- _The problem_
Determine which lines of the records include the word "xlabel", and copy them.
==========
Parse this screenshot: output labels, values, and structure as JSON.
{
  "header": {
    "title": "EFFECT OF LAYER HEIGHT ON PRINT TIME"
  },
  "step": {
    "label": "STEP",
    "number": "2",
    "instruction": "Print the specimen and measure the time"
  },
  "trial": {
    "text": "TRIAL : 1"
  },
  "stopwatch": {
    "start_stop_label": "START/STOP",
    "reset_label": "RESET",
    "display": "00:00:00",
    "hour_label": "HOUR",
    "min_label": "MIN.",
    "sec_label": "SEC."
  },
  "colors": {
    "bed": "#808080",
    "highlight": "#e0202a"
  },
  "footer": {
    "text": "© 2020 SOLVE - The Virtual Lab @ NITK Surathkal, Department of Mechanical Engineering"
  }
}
==========
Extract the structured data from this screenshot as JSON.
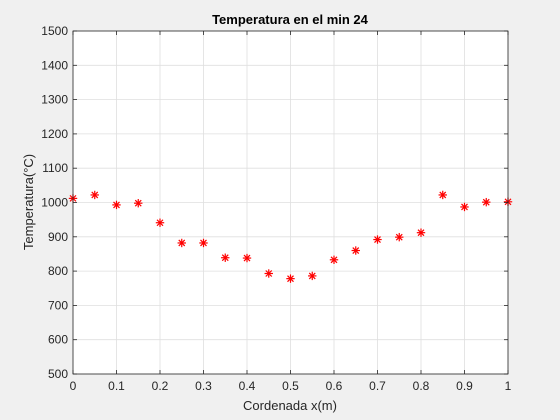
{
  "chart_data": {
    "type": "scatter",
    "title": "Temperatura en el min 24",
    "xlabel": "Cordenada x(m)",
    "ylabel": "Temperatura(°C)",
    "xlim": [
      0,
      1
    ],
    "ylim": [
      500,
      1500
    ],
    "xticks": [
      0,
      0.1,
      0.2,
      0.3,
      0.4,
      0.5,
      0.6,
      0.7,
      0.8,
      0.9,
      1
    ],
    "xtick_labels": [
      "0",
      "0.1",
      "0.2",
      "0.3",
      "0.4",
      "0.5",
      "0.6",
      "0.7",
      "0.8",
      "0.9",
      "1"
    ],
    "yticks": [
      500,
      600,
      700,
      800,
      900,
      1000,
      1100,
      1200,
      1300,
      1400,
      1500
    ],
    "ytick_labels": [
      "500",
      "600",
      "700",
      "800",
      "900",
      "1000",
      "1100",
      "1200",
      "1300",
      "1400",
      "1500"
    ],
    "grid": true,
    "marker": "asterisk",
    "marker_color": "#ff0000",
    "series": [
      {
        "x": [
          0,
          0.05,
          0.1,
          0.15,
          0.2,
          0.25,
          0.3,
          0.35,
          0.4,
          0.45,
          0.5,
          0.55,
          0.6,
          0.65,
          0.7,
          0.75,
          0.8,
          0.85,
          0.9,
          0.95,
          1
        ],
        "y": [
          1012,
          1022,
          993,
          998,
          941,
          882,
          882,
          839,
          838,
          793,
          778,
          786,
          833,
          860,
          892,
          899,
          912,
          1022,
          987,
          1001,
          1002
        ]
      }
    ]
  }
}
==========
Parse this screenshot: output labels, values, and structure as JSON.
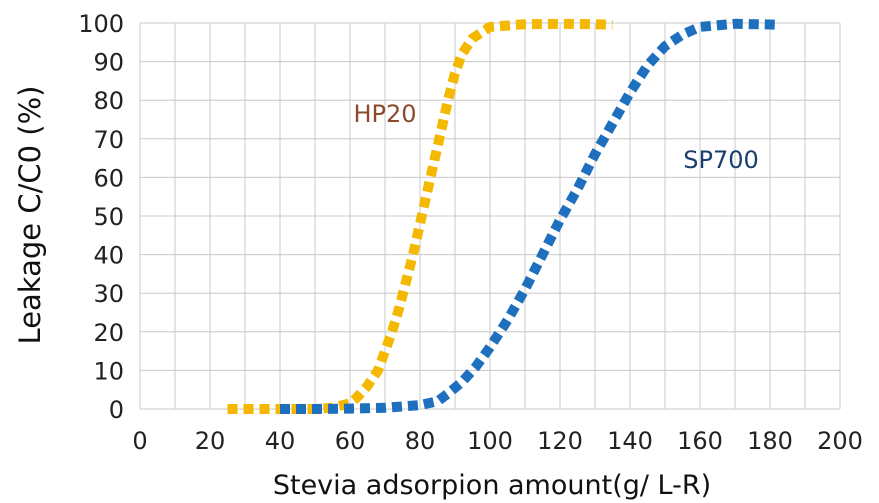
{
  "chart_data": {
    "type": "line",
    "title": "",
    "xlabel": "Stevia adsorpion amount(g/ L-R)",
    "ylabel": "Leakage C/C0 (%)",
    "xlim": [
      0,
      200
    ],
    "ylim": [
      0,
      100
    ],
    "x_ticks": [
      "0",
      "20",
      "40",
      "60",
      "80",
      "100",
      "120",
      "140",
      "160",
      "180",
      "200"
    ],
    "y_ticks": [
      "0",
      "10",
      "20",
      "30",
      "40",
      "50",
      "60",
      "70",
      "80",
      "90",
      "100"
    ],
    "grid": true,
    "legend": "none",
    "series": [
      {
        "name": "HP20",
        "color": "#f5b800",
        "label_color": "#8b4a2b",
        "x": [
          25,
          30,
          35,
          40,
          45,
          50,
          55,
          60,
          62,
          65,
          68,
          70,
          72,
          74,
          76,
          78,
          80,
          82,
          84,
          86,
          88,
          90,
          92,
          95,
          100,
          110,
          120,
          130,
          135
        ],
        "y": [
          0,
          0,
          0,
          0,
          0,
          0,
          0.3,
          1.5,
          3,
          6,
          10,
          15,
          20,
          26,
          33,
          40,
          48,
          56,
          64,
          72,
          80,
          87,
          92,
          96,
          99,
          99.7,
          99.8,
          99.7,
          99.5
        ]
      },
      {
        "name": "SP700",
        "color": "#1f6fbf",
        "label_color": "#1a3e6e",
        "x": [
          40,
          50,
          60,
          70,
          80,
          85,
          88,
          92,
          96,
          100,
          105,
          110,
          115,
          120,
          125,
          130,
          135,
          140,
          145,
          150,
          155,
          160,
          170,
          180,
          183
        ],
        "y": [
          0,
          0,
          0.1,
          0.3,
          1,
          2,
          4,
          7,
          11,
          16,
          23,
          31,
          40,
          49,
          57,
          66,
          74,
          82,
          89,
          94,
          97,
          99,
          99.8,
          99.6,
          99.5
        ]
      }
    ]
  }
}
==========
- _Worked answer_
    "xlabel": "Cordenada x(m)",
    "xlabel": "Stevia adsorpion amount(g/ L-R)",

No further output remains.